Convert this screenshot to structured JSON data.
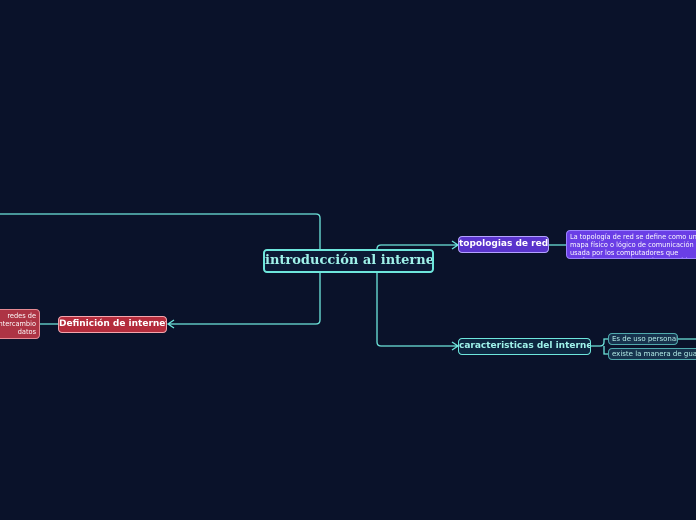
{
  "central": {
    "label": "introducción al internet"
  },
  "topologias": {
    "label": "topologias de red",
    "description": "La topología de red se define como un mapa físico o lógico de comunicación usada por los computadores que conforman una red para intercambiar datos"
  },
  "caracteristicas": {
    "label": "caracteristicas del internet",
    "items": [
      "Es de uso personal",
      "existe la manera de guardar"
    ]
  },
  "definicion": {
    "label": "Definición de internet",
    "description": "redes de intercambio datos"
  },
  "colors": {
    "background": "#0a122a",
    "connector": "#6ee6dc",
    "topologias": "#5a34cc",
    "definicion": "#b42c3c"
  }
}
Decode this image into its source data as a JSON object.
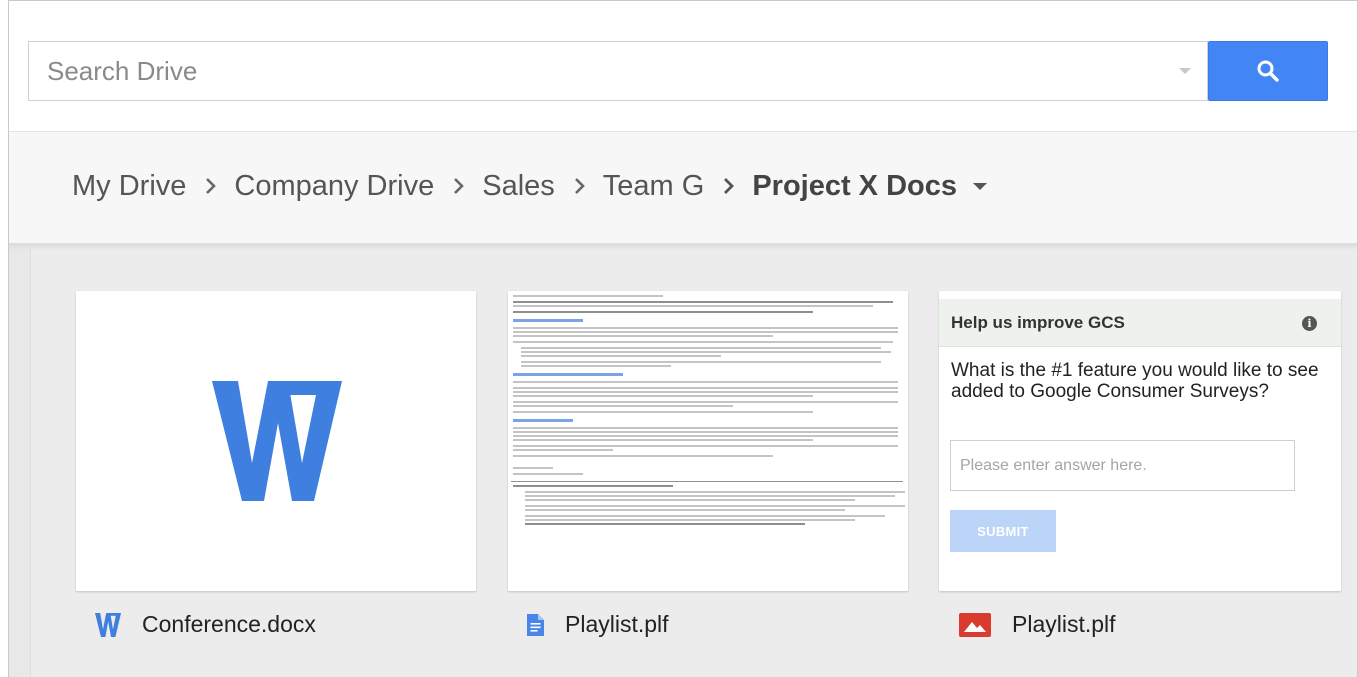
{
  "search": {
    "placeholder": "Search Drive",
    "button_icon": "search-icon"
  },
  "breadcrumb": {
    "items": [
      "My Drive",
      "Company Drive",
      "Sales",
      "Team G"
    ],
    "current": "Project X Docs"
  },
  "files": [
    {
      "name": "Conference.docx",
      "icon": "word-doc-icon",
      "thumbnail": "word-logo"
    },
    {
      "name": "Playlist.plf",
      "icon": "google-doc-icon",
      "thumbnail": "document-preview"
    },
    {
      "name": "Playlist.plf",
      "icon": "image-file-icon",
      "thumbnail": "survey-widget"
    }
  ],
  "survey": {
    "title": "Help us improve GCS",
    "question": "What is the #1 feature you would like to see added to Google Consumer Surveys?",
    "answer_placeholder": "Please enter answer here.",
    "submit_label": "SUBMIT"
  },
  "colors": {
    "accent_blue": "#4285f4",
    "word_blue": "#3f7fe0",
    "image_red": "#d93b2e",
    "submit_disabled": "#bcd4f8"
  }
}
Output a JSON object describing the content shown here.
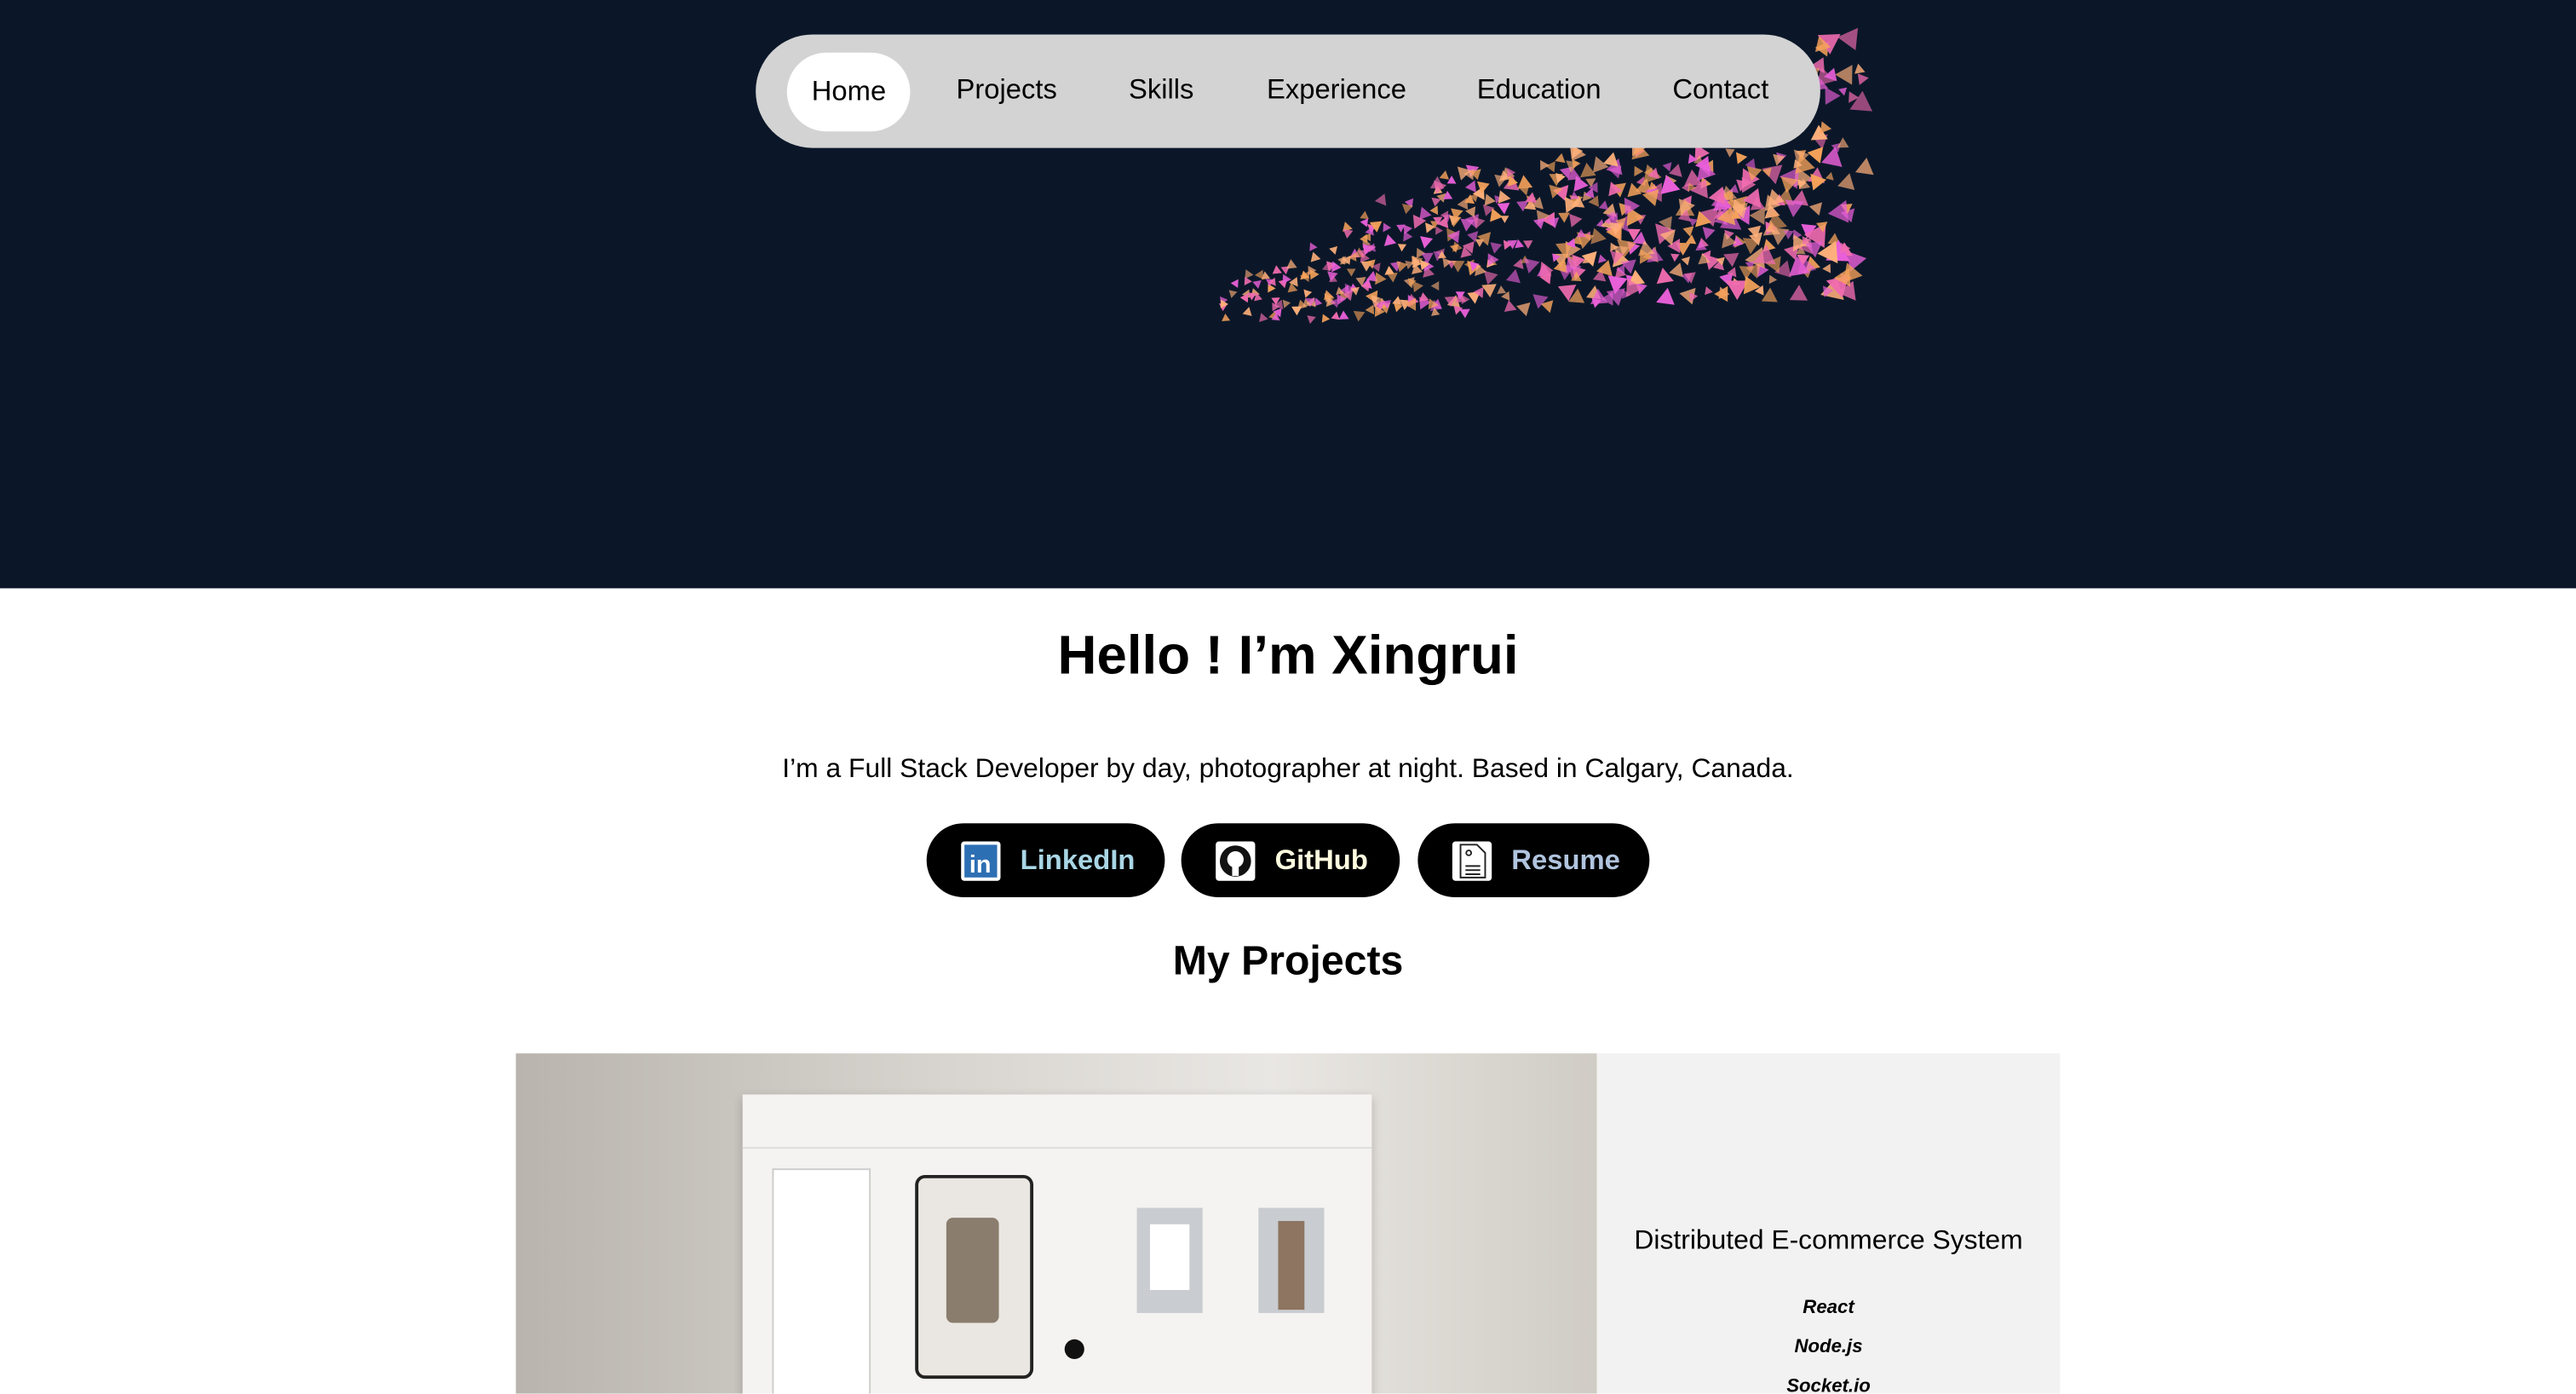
{
  "nav": {
    "items": [
      {
        "label": "Home",
        "active": true
      },
      {
        "label": "Projects"
      },
      {
        "label": "Skills"
      },
      {
        "label": "Experience"
      },
      {
        "label": "Education"
      },
      {
        "label": "Contact"
      }
    ]
  },
  "hero": {
    "bg_color": "#0b1729",
    "particle_colors": [
      "#f06bb0",
      "#f5a25a",
      "#e85fd8",
      "#ffb07a"
    ]
  },
  "intro": {
    "heading": "Hello ! I’m Xingrui",
    "subtitle": "I’m a Full Stack Developer by day, photographer at night. Based in Calgary, Canada."
  },
  "links": [
    {
      "label": "LinkedIn",
      "icon": "linkedin-icon",
      "color": "#a9d6e5"
    },
    {
      "label": "GitHub",
      "icon": "github-icon",
      "color": "#fffde0"
    },
    {
      "label": "Resume",
      "icon": "document-icon",
      "color": "#b0c4de"
    }
  ],
  "projects": {
    "heading": "My Projects",
    "items": [
      {
        "title": "Distributed E-commerce System",
        "tech": [
          "React",
          "Node.js",
          "Socket.io"
        ]
      }
    ]
  }
}
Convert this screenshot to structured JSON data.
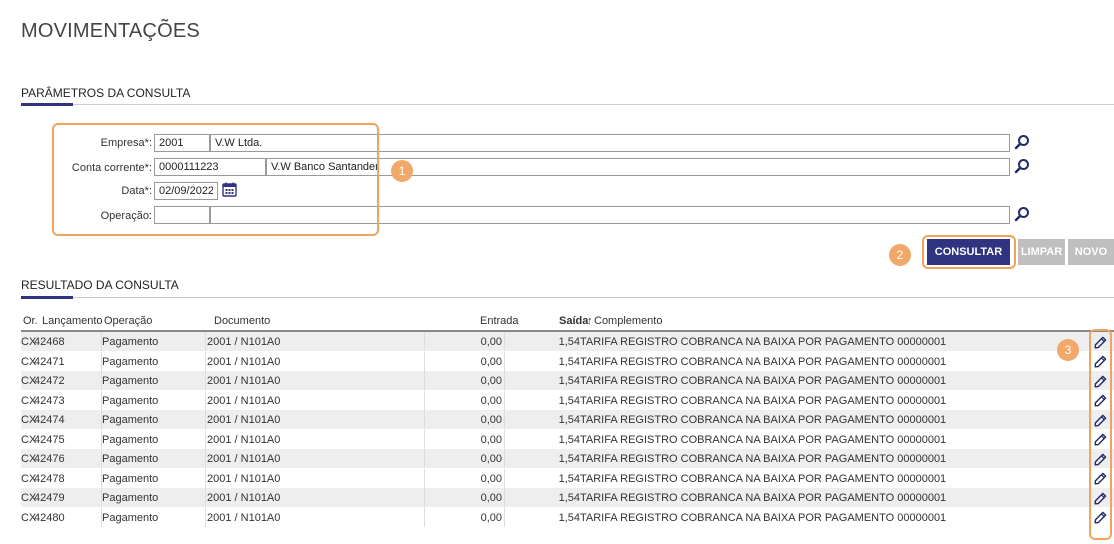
{
  "page": {
    "title": "MOVIMENTAÇÕES"
  },
  "params": {
    "title": "PARÂMETROS DA CONSULTA",
    "empresa": {
      "label": "Empresa*:",
      "code": "2001",
      "name": "V.W Ltda."
    },
    "conta": {
      "label": "Conta corrente*:",
      "code": "0000111223",
      "name": "V.W Banco Santander"
    },
    "data": {
      "label": "Data*:",
      "value": "02/09/2022"
    },
    "operacao": {
      "label": "Operação:",
      "code": "",
      "name": ""
    }
  },
  "callouts": [
    "1",
    "2",
    "3"
  ],
  "buttons": {
    "consultar": "CONSULTAR",
    "limpar": "LIMPAR",
    "novo": "NOVO"
  },
  "results": {
    "title": "RESULTADO DA CONSULTA",
    "columns": {
      "origem": "Or.",
      "lancamento": "Lançamento",
      "operacao": "Operação",
      "documento": "Documento",
      "entrada": "Entrada",
      "saida": "Saída",
      "sort_indicator": "↑",
      "complemento": "Complemento"
    },
    "rows": [
      {
        "or": "CX",
        "lanc": "42468",
        "op": "Pagamento",
        "doc": "2001 / N101A0",
        "entrada": "0,00",
        "saida": "1,54",
        "compl": "TARIFA REGISTRO COBRANCA NA BAIXA POR PAGAMENTO 00000001"
      },
      {
        "or": "CX",
        "lanc": "42471",
        "op": "Pagamento",
        "doc": "2001 / N101A0",
        "entrada": "0,00",
        "saida": "1,54",
        "compl": "TARIFA REGISTRO COBRANCA NA BAIXA POR PAGAMENTO 00000001"
      },
      {
        "or": "CX",
        "lanc": "42472",
        "op": "Pagamento",
        "doc": "2001 / N101A0",
        "entrada": "0,00",
        "saida": "1,54",
        "compl": "TARIFA REGISTRO COBRANCA NA BAIXA POR PAGAMENTO 00000001"
      },
      {
        "or": "CX",
        "lanc": "42473",
        "op": "Pagamento",
        "doc": "2001 / N101A0",
        "entrada": "0,00",
        "saida": "1,54",
        "compl": "TARIFA REGISTRO COBRANCA NA BAIXA POR PAGAMENTO 00000001"
      },
      {
        "or": "CX",
        "lanc": "42474",
        "op": "Pagamento",
        "doc": "2001 / N101A0",
        "entrada": "0,00",
        "saida": "1,54",
        "compl": "TARIFA REGISTRO COBRANCA NA BAIXA POR PAGAMENTO 00000001"
      },
      {
        "or": "CX",
        "lanc": "42475",
        "op": "Pagamento",
        "doc": "2001 / N101A0",
        "entrada": "0,00",
        "saida": "1,54",
        "compl": "TARIFA REGISTRO COBRANCA NA BAIXA POR PAGAMENTO 00000001"
      },
      {
        "or": "CX",
        "lanc": "42476",
        "op": "Pagamento",
        "doc": "2001 / N101A0",
        "entrada": "0,00",
        "saida": "1,54",
        "compl": "TARIFA REGISTRO COBRANCA NA BAIXA POR PAGAMENTO 00000001"
      },
      {
        "or": "CX",
        "lanc": "42478",
        "op": "Pagamento",
        "doc": "2001 / N101A0",
        "entrada": "0,00",
        "saida": "1,54",
        "compl": "TARIFA REGISTRO COBRANCA NA BAIXA POR PAGAMENTO 00000001"
      },
      {
        "or": "CX",
        "lanc": "42479",
        "op": "Pagamento",
        "doc": "2001 / N101A0",
        "entrada": "0,00",
        "saida": "1,54",
        "compl": "TARIFA REGISTRO COBRANCA NA BAIXA POR PAGAMENTO 00000001"
      },
      {
        "or": "CX",
        "lanc": "42480",
        "op": "Pagamento",
        "doc": "2001 / N101A0",
        "entrada": "0,00",
        "saida": "1,54",
        "compl": "TARIFA REGISTRO COBRANCA NA BAIXA POR PAGAMENTO 00000001"
      }
    ]
  },
  "icons": {
    "search": "search-icon",
    "calendar": "calendar-icon",
    "edit": "pencil-icon"
  },
  "colors": {
    "primary": "#2f3380",
    "highlight": "#f0a460",
    "callout": "#f1a868",
    "search_icon": "#1f2a6b",
    "disabled_button": "#bfbfbf"
  }
}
* * *
### [Task brief]
Transcribe the whole listing exactly. Pictures stay out of your copy.

### [Written solution]
Convert this screenshot to structured JSON data.
{
  "central": {
    "label": "introducción al internet"
  },
  "topologias": {
    "label": "topologias de red",
    "description": "La topología de red se define como un mapa físico o lógico de comunicación usada por los computadores que conforman una red para intercambiar datos"
  },
  "caracteristicas": {
    "label": "caracteristicas del internet",
    "items": [
      "Es de uso personal",
      "existe la manera de guardar"
    ]
  },
  "definicion": {
    "label": "Definición de internet",
    "description": "redes de intercambio datos"
  },
  "colors": {
    "background": "#0a122a",
    "connector": "#6ee6dc",
    "topologias": "#5a34cc",
    "definicion": "#b42c3c"
  }
}
Decode this image into its source data as a JSON object.
{
  "search": {
    "placeholder": "Search Drive",
    "button_icon": "search-icon"
  },
  "breadcrumb": {
    "items": [
      "My Drive",
      "Company Drive",
      "Sales",
      "Team G"
    ],
    "current": "Project X Docs"
  },
  "files": [
    {
      "name": "Conference.docx",
      "icon": "word-doc-icon",
      "thumbnail": "word-logo"
    },
    {
      "name": "Playlist.plf",
      "icon": "google-doc-icon",
      "thumbnail": "document-preview"
    },
    {
      "name": "Playlist.plf",
      "icon": "image-file-icon",
      "thumbnail": "survey-widget"
    }
  ],
  "survey": {
    "title": "Help us improve GCS",
    "question": "What is the #1 feature you would like to see added to Google Consumer Surveys?",
    "answer_placeholder": "Please enter answer here.",
    "submit_label": "SUBMIT"
  },
  "colors": {
    "accent_blue": "#4285f4",
    "word_blue": "#3f7fe0",
    "image_red": "#d93b2e",
    "submit_disabled": "#bcd4f8"
  }
}
Output a JSON object describing the content shown here.
{
  "nav": {
    "items": [
      {
        "label": "Home",
        "active": true
      },
      {
        "label": "Projects"
      },
      {
        "label": "Skills"
      },
      {
        "label": "Experience"
      },
      {
        "label": "Education"
      },
      {
        "label": "Contact"
      }
    ]
  },
  "hero": {
    "bg_color": "#0b1729",
    "particle_colors": [
      "#f06bb0",
      "#f5a25a",
      "#e85fd8",
      "#ffb07a"
    ]
  },
  "intro": {
    "heading": "Hello ! I’m Xingrui",
    "subtitle": "I’m a Full Stack Developer by day, photographer at night. Based in Calgary, Canada."
  },
  "links": [
    {
      "label": "LinkedIn",
      "icon": "linkedin-icon",
      "color": "#a9d6e5"
    },
    {
      "label": "GitHub",
      "icon": "github-icon",
      "color": "#fffde0"
    },
    {
      "label": "Resume",
      "icon": "document-icon",
      "color": "#b0c4de"
    }
  ],
  "projects": {
    "heading": "My Projects",
    "items": [
      {
        "title": "Distributed E-commerce System",
        "tech": [
          "React",
          "Node.js",
          "Socket.io"
        ]
      }
    ]
  }
}
Convert this screenshot to structured JSON data.
{
  "page": {
    "title": "MOVIMENTAÇÕES"
  },
  "params": {
    "title": "PARÂMETROS DA CONSULTA",
    "empresa": {
      "label": "Empresa*:",
      "code": "2001",
      "name": "V.W Ltda."
    },
    "conta": {
      "label": "Conta corrente*:",
      "code": "0000111223",
      "name": "V.W Banco Santander"
    },
    "data": {
      "label": "Data*:",
      "value": "02/09/2022"
    },
    "operacao": {
      "label": "Operação:",
      "code": "",
      "name": ""
    }
  },
  "callouts": [
    "1",
    "2",
    "3"
  ],
  "buttons": {
    "consultar": "CONSULTAR",
    "limpar": "LIMPAR",
    "novo": "NOVO"
  },
  "results": {
    "title": "RESULTADO DA CONSULTA",
    "columns": {
      "origem": "Or.",
      "lancamento": "Lançamento",
      "operacao": "Operação",
      "documento": "Documento",
      "entrada": "Entrada",
      "saida": "Saída",
      "sort_indicator": "↑",
      "complemento": "Complemento"
    },
    "rows": [
      {
        "or": "CX",
        "lanc": "42468",
        "op": "Pagamento",
        "doc": "2001 / N101A0",
        "entrada": "0,00",
        "saida": "1,54",
        "compl": "TARIFA REGISTRO COBRANCA NA BAIXA POR PAGAMENTO 00000001"
      },
      {
        "or": "CX",
        "lanc": "42471",
        "op": "Pagamento",
        "doc": "2001 / N101A0",
        "entrada": "0,00",
        "saida": "1,54",
        "compl": "TARIFA REGISTRO COBRANCA NA BAIXA POR PAGAMENTO 00000001"
      },
      {
        "or": "CX",
        "lanc": "42472",
        "op": "Pagamento",
        "doc": "2001 / N101A0",
        "entrada": "0,00",
        "saida": "1,54",
        "compl": "TARIFA REGISTRO COBRANCA NA BAIXA POR PAGAMENTO 00000001"
      },
      {
        "or": "CX",
        "lanc": "42473",
        "op": "Pagamento",
        "doc": "2001 / N101A0",
        "entrada": "0,00",
        "saida": "1,54",
        "compl": "TARIFA REGISTRO COBRANCA NA BAIXA POR PAGAMENTO 00000001"
      },
      {
        "or": "CX",
        "lanc": "42474",
        "op": "Pagamento",
        "doc": "2001 / N101A0",
        "entrada": "0,00",
        "saida": "1,54",
        "compl": "TARIFA REGISTRO COBRANCA NA BAIXA POR PAGAMENTO 00000001"
      },
      {
        "or": "CX",
        "lanc": "42475",
        "op": "Pagamento",
        "doc": "2001 / N101A0",
        "entrada": "0,00",
        "saida": "1,54",
        "compl": "TARIFA REGISTRO COBRANCA NA BAIXA POR PAGAMENTO 00000001"
      },
      {
        "or": "CX",
        "lanc": "42476",
        "op": "Pagamento",
        "doc": "2001 / N101A0",
        "entrada": "0,00",
        "saida": "1,54",
        "compl": "TARIFA REGISTRO COBRANCA NA BAIXA POR PAGAMENTO 00000001"
      },
      {
        "or": "CX",
        "lanc": "42478",
        "op": "Pagamento",
        "doc": "2001 / N101A0",
        "entrada": "0,00",
        "saida": "1,54",
        "compl": "TARIFA REGISTRO COBRANCA NA BAIXA POR PAGAMENTO 00000001"
      },
      {
        "or": "CX",
        "lanc": "42479",
        "op": "Pagamento",
        "doc": "2001 / N101A0",
        "entrada": "0,00",
        "saida": "1,54",
        "compl": "TARIFA REGISTRO COBRANCA NA BAIXA POR PAGAMENTO 00000001"
      },
      {
        "or": "CX",
        "lanc": "42480",
        "op": "Pagamento",
        "doc": "2001 / N101A0",
        "entrada": "0,00",
        "saida": "1,54",
        "compl": "TARIFA REGISTRO COBRANCA NA BAIXA POR PAGAMENTO 00000001"
      }
    ]
  },
  "icons": {
    "search": "search-icon",
    "calendar": "calendar-icon",
    "edit": "pencil-icon"
  },
  "colors": {
    "primary": "#2f3380",
    "highlight": "#f0a460",
    "callout": "#f1a868",
    "search_icon": "#1f2a6b",
    "disabled_button": "#bfbfbf"
  }
}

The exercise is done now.